_Exercise task:_
Tell how many lines carry the word "Signal"; the reply is the number and nothing else.

== Supplied records ==

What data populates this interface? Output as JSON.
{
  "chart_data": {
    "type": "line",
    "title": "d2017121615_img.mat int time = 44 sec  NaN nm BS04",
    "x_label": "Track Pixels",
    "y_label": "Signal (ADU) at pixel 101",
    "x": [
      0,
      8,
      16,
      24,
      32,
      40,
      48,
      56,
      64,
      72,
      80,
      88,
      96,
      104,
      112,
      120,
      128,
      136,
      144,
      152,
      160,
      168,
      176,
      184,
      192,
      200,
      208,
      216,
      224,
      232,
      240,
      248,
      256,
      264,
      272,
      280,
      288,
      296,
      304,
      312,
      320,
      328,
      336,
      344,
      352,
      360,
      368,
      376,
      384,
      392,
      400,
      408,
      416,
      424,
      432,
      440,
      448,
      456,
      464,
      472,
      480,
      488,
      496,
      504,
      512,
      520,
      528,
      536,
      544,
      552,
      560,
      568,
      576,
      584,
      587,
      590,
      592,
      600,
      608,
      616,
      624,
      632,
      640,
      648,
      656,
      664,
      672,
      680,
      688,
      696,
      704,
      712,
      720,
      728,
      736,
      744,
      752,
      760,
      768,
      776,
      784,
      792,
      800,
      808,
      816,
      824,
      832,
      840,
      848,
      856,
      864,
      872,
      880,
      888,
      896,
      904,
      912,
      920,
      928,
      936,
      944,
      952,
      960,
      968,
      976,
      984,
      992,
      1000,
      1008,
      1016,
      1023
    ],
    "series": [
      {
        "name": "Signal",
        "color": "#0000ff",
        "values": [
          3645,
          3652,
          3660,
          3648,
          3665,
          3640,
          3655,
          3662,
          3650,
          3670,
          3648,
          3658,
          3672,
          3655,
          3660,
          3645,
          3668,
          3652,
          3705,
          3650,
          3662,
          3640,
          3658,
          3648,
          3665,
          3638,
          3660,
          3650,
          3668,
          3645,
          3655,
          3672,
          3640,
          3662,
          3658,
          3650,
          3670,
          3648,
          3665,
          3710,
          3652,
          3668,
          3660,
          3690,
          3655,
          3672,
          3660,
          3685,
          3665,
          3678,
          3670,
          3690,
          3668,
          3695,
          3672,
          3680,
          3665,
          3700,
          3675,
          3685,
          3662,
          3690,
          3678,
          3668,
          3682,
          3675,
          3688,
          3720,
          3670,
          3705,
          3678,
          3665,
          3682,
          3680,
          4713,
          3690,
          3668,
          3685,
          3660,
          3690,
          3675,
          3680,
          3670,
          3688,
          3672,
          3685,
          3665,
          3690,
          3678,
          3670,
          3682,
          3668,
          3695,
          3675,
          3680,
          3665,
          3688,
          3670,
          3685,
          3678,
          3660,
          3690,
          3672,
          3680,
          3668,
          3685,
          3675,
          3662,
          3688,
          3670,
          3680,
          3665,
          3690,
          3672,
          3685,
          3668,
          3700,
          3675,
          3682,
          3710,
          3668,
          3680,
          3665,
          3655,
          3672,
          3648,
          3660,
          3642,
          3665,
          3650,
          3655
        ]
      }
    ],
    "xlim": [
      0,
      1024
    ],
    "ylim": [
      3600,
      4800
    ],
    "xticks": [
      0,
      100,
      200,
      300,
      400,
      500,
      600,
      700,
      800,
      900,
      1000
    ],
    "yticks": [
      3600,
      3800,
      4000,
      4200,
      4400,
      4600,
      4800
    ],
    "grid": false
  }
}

===

_Answer to the task:_
2